Figure collection entries:
Start

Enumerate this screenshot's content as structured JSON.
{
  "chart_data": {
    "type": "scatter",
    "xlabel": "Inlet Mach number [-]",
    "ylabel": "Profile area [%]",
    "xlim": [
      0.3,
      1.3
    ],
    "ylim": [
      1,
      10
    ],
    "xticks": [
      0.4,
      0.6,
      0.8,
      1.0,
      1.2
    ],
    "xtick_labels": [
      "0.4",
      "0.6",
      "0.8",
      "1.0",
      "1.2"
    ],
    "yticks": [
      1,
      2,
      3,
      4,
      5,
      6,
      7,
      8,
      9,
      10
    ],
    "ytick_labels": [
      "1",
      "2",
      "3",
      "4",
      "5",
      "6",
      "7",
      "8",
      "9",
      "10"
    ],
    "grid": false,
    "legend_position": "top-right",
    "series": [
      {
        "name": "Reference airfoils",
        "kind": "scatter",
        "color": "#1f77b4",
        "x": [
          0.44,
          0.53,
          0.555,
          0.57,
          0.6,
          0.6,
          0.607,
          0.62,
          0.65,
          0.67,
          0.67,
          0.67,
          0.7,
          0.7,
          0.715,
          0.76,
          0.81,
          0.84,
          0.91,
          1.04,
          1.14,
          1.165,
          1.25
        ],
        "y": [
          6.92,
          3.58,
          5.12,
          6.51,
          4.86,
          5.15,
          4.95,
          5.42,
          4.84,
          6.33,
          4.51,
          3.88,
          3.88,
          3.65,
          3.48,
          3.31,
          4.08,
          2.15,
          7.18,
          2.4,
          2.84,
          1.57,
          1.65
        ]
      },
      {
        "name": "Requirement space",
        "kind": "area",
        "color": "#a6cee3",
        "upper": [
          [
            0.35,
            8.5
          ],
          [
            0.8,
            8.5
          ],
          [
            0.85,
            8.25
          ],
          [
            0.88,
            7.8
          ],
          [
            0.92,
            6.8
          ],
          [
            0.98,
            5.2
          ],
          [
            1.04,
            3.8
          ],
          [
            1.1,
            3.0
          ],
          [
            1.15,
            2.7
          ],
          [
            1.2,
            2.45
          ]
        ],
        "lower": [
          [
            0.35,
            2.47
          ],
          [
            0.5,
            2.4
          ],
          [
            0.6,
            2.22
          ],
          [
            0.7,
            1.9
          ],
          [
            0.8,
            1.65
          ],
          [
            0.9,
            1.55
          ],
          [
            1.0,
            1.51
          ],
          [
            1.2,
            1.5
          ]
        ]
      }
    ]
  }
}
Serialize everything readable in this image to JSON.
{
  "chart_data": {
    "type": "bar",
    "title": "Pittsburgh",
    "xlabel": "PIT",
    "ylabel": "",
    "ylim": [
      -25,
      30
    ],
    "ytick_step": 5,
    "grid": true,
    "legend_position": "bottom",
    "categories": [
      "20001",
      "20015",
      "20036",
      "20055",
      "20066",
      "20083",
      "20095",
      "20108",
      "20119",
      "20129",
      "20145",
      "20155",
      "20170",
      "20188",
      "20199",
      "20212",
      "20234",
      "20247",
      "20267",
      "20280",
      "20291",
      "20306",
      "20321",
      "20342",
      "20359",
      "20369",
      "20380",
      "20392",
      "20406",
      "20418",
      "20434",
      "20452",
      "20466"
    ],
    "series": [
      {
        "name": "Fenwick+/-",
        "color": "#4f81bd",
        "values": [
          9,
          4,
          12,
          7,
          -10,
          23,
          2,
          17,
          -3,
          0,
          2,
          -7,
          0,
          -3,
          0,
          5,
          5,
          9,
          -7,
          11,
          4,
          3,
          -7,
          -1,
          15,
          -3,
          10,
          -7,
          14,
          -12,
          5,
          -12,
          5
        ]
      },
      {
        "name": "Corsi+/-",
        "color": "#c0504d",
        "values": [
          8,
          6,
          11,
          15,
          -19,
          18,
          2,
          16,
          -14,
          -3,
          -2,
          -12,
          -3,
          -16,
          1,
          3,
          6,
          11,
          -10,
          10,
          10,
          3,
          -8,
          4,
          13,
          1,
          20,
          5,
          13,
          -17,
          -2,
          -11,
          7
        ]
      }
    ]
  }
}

End

| Given instruction |
Count the lines in the records above that contain the word "name", and give only the number.

| Final result |
4